PASSAGE FOR REVIEW
——

FreeMotion Fit Games Challenge – IHRSA 2012

by Dr. Bruce on March 21, 2012

The ultimate test of athlete and machine!

I’ve enjoyed checking-in on FreeMotion’s endurance, treadmill-based, relay “challenges” at the past few IHRSA Shows.  In 2010 the competitors climbed/ran the vertical equivalent of Mt. Everest–29,000+ feet.  Last year the challenge was a rugged 100 kilometer (62.1 miles) segment of a popular mountain stage of the Tour De France.  As I walked the floor at last week’s 2012 IHRSA Show, I was interested to see what FreeMotion had cooked-up for this year.  FreeMotion did not disappoint!

Apparently, running up mountains was perceived as too easy, or boring.  Why not engage the whole body–utilizing a broad-spectrum of FreeMotion fitness equipment in the name of a tortuously (for the competitors) enjoyable (for the spectators) event called the FreeMotion Fit Games Challenge.

——

DIRECTIONS
• 1. Rewrite the passage of the FreeMotion Fit Games Challenge article between "I’ve enjoyed checking-in" and "Fit Games Challenge.", inclusive, with "competitors" replaced by "athletes".
• 2. According to the FreeMotion Fit Games Challenge article, what did the competitors climb the vertical equivalent of in 2010?
• 3. Translate this sentence from the FreeMotion Fit Games Challenge article into Spanish: "Last year the challenge was a rugged 100 kilometer (62.1 miles) segment of a popular mountain stage of the Tour De France."

——

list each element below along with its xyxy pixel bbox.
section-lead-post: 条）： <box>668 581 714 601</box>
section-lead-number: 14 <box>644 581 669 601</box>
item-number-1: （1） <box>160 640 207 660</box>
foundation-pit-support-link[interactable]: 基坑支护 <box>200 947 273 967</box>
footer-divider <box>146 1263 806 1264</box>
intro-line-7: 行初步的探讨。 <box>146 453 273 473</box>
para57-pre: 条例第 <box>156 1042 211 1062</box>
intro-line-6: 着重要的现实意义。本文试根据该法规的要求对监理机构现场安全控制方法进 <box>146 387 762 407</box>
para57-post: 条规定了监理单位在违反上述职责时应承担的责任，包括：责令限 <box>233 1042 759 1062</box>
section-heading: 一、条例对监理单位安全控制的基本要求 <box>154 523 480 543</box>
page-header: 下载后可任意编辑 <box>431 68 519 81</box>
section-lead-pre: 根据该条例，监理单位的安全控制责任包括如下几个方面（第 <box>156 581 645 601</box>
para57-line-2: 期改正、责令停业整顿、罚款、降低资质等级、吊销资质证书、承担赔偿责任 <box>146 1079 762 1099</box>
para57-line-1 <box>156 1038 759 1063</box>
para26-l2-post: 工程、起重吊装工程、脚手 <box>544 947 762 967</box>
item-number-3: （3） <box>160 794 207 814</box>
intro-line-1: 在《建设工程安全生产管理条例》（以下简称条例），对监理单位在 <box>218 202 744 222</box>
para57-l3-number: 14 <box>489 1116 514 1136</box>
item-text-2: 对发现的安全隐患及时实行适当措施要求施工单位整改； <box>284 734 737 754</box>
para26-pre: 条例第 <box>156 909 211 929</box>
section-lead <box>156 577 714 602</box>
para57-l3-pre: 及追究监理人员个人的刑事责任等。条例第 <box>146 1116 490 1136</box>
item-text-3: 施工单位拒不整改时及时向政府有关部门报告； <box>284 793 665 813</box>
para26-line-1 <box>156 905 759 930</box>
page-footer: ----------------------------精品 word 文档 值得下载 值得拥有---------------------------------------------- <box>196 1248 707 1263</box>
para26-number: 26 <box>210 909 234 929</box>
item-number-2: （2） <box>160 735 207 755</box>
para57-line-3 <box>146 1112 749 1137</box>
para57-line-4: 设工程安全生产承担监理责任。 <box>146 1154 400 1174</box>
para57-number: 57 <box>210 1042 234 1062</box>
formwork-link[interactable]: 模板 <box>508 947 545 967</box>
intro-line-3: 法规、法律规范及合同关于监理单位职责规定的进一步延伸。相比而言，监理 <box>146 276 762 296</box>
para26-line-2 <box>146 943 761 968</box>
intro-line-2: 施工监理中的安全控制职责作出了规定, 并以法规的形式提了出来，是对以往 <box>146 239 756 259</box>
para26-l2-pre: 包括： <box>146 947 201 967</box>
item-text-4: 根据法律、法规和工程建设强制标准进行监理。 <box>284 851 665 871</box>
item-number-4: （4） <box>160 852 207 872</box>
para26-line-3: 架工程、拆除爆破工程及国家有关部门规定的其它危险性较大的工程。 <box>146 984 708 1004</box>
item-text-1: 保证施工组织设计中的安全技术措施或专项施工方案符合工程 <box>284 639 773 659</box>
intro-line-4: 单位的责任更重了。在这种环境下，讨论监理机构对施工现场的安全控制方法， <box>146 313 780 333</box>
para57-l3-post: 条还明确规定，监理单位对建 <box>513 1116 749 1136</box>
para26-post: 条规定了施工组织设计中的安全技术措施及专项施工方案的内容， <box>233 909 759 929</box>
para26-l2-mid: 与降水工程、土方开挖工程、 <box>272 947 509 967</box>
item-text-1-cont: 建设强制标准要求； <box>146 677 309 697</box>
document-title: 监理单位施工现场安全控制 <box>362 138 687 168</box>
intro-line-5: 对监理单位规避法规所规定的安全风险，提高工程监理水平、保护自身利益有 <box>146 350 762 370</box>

——

EXERCISE RESPONSES
• 1.
I’ve enjoyed checking-in on FreeMotion’s endurance, treadmill-based, relay “challenges” at the past few IHRSA Shows.  In 2010 the athletes climbed/ran the vertical equivalent of Mt. Everest–29,000+ feet.  Last year the challenge was a rugged 100 kilometer (62.1 miles) segment of a popular mountain stage of the Tour De France.  As I walked the floor at last week’s 2012 IHRSA Show, I was interested to see what FreeMotion had cooked-up for this year.  FreeMotion did not disappoint!

Apparently, running up mountains was perceived as too easy, or boring.  Why not engage the whole body–utilizing a broad-spectrum of FreeMotion fitness equipment in the name of a tortuously (for the athletes) enjoyable (for the spectators) event called the FreeMotion Fit Games Challenge.

• 2. Mt. Everest, at 29,000+ feet.

• 3. El año pasado, el desafío fue un agreste tramo de 100 kilómetros (62,1 millas) de una popular etapa de montaña del Tour de Francia.